## CHALLENGE
Rewrite each line of the data below as an entry in a numbered list, omitting any blank lines.
--- START EXERCISE DATA ---
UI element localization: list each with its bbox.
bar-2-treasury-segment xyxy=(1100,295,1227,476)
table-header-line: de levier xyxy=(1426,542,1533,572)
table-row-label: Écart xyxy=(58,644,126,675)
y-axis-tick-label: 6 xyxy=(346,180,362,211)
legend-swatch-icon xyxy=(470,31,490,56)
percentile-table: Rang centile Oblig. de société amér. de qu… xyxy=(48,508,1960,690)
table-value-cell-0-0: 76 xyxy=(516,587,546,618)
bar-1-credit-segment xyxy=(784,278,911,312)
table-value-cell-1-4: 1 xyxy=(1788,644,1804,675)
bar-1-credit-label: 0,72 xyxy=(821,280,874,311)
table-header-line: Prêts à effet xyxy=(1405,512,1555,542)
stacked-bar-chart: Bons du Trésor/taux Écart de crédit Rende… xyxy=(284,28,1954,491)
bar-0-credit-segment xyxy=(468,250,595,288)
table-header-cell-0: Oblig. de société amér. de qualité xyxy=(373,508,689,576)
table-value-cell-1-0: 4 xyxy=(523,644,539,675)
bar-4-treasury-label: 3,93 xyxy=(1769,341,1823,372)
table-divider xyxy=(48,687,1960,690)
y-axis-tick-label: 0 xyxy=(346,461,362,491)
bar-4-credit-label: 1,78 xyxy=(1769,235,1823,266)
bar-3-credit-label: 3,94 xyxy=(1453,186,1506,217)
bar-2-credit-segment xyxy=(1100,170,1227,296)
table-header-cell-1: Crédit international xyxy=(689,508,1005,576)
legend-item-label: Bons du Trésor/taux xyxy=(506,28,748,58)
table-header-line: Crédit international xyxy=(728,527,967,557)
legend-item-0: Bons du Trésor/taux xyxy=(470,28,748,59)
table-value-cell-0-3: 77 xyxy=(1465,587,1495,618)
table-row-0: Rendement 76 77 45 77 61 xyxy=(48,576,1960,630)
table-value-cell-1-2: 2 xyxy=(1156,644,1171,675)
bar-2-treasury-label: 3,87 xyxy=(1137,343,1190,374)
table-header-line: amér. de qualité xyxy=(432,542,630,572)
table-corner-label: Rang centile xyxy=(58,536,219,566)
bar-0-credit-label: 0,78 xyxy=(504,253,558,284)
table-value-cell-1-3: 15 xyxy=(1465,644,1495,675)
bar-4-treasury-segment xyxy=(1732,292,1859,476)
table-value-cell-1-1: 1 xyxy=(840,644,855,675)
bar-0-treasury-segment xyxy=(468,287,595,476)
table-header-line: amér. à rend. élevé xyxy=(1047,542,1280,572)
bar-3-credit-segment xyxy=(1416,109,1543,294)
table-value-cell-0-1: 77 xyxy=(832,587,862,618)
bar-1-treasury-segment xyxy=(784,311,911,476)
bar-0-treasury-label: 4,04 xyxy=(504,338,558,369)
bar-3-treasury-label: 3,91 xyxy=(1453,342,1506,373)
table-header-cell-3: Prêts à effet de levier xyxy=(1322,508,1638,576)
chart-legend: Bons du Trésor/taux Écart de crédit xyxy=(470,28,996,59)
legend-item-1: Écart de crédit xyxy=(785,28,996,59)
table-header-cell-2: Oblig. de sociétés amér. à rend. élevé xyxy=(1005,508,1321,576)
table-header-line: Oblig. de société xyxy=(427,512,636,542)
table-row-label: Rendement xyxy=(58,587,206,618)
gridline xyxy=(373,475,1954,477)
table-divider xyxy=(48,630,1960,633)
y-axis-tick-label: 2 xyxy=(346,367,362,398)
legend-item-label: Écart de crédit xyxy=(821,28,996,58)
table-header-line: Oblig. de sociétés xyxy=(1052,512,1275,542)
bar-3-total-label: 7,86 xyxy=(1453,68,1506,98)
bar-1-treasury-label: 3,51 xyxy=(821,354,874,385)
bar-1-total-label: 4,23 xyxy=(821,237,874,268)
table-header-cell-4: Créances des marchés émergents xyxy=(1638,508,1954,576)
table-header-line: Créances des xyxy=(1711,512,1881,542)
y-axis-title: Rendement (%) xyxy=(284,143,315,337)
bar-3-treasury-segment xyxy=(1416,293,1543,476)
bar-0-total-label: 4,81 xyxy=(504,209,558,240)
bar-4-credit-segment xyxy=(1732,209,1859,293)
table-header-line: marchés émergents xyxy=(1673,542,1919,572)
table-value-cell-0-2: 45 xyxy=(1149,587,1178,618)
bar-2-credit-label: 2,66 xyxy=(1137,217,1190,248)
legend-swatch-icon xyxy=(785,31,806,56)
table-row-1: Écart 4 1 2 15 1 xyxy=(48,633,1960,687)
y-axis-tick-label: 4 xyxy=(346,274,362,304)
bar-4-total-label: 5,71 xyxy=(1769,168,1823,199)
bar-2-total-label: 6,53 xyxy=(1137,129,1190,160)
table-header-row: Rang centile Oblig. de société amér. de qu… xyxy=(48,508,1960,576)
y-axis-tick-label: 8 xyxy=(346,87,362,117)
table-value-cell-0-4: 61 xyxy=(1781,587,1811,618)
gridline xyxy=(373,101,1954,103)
--- END EXERCISE DATA ---
## EXPECTED OUTPUT
1. UI element localization: list each with its bbox.
2. bar-2-treasury-segment xyxy=(1100,295,1227,476)
3. table-header-line: de levier xyxy=(1426,542,1533,572)
4. table-row-label: Écart xyxy=(58,644,126,675)
5. y-axis-tick-label: 6 xyxy=(346,180,362,211)
6. legend-swatch-icon xyxy=(470,31,490,56)
7. percentile-table: Rang centile Oblig. de société amér. de qu… xyxy=(48,508,1960,690)
8. table-value-cell-0-0: 76 xyxy=(516,587,546,618)
9. bar-1-credit-segment xyxy=(784,278,911,312)
10. table-value-cell-1-4: 1 xyxy=(1788,644,1804,675)
11. bar-1-credit-label: 0,72 xyxy=(821,280,874,311)
12. table-header-line: Prêts à effet xyxy=(1405,512,1555,542)
13. stacked-bar-chart: Bons du Trésor/taux Écart de crédit Rende… xyxy=(284,28,1954,491)
14. bar-0-credit-segment xyxy=(468,250,595,288)
15. table-header-cell-0: Oblig. de société amér. de qualité xyxy=(373,508,689,576)
16. table-value-cell-1-0: 4 xyxy=(523,644,539,675)
17. bar-4-treasury-label: 3,93 xyxy=(1769,341,1823,372)
18. table-divider xyxy=(48,687,1960,690)
19. y-axis-tick-label: 0 xyxy=(346,461,362,491)
20. bar-4-credit-label: 1,78 xyxy=(1769,235,1823,266)
21. bar-3-credit-label: 3,94 xyxy=(1453,186,1506,217)
22. bar-2-credit-segment xyxy=(1100,170,1227,296)
23. table-header-cell-1: Crédit international xyxy=(689,508,1005,576)
24. legend-item-label: Bons du Trésor/taux xyxy=(506,28,748,58)
25. table-header-line: Crédit international xyxy=(728,527,967,557)
26. legend-item-0: Bons du Trésor/taux xyxy=(470,28,748,59)
27. table-value-cell-0-3: 77 xyxy=(1465,587,1495,618)
28. table-row-0: Rendement 76 77 45 77 61 xyxy=(48,576,1960,630)
29. table-value-cell-1-2: 2 xyxy=(1156,644,1171,675)
30. bar-2-treasury-label: 3,87 xyxy=(1137,343,1190,374)
31. table-header-line: amér. de qualité xyxy=(432,542,630,572)
32. table-corner-label: Rang centile xyxy=(58,536,219,566)
33. bar-0-credit-label: 0,78 xyxy=(504,253,558,284)
34. table-value-cell-1-3: 15 xyxy=(1465,644,1495,675)
35. bar-4-treasury-segment xyxy=(1732,292,1859,476)
36. table-value-cell-1-1: 1 xyxy=(840,644,855,675)
37. bar-0-treasury-segment xyxy=(468,287,595,476)
38. table-header-line: amér. à rend. élevé xyxy=(1047,542,1280,572)
39. bar-3-credit-segment xyxy=(1416,109,1543,294)
40. table-value-cell-0-1: 77 xyxy=(832,587,862,618)
41. bar-1-treasury-segment xyxy=(784,311,911,476)
42. bar-0-treasury-label: 4,04 xyxy=(504,338,558,369)
43. bar-3-treasury-label: 3,91 xyxy=(1453,342,1506,373)
44. table-header-cell-3: Prêts à effet de levier xyxy=(1322,508,1638,576)
45. chart-legend: Bons du Trésor/taux Écart de crédit xyxy=(470,28,996,59)
46. legend-item-1: Écart de crédit xyxy=(785,28,996,59)
47. table-header-cell-2: Oblig. de sociétés amér. à rend. élevé xyxy=(1005,508,1321,576)
48. table-header-line: Oblig. de société xyxy=(427,512,636,542)
49. table-row-label: Rendement xyxy=(58,587,206,618)
50. gridline xyxy=(373,475,1954,477)
51. table-divider xyxy=(48,630,1960,633)
52. y-axis-tick-label: 2 xyxy=(346,367,362,398)
53. legend-item-label: Écart de crédit xyxy=(821,28,996,58)
54. table-header-line: Oblig. de sociétés xyxy=(1052,512,1275,542)
55. bar-3-total-label: 7,86 xyxy=(1453,68,1506,98)
56. bar-1-treasury-label: 3,51 xyxy=(821,354,874,385)
57. bar-1-total-label: 4,23 xyxy=(821,237,874,268)
58. table-header-cell-4: Créances des marchés émergents xyxy=(1638,508,1954,576)
59. table-header-line: Créances des xyxy=(1711,512,1881,542)
60. y-axis-title: Rendement (%) xyxy=(284,143,315,337)
61. bar-3-treasury-segment xyxy=(1416,293,1543,476)
62. bar-0-total-label: 4,81 xyxy=(504,209,558,240)
63. bar-4-credit-segment xyxy=(1732,209,1859,293)
64. table-header-line: marchés émergents xyxy=(1673,542,1919,572)
65. table-value-cell-0-2: 45 xyxy=(1149,587,1178,618)
66. bar-2-credit-label: 2,66 xyxy=(1137,217,1190,248)
67. legend-swatch-icon xyxy=(785,31,806,56)
68. table-row-1: Écart 4 1 2 15 1 xyxy=(48,633,1960,687)
69. y-axis-tick-label: 4 xyxy=(346,274,362,304)
70. bar-4-total-label: 5,71 xyxy=(1769,168,1823,199)
71. bar-2-total-label: 6,53 xyxy=(1137,129,1190,160)
72. table-header-row: Rang centile Oblig. de société amér. de qu… xyxy=(48,508,1960,576)
73. y-axis-tick-label: 8 xyxy=(346,87,362,117)
74. table-value-cell-0-4: 61 xyxy=(1781,587,1811,618)
75. gridline xyxy=(373,101,1954,103)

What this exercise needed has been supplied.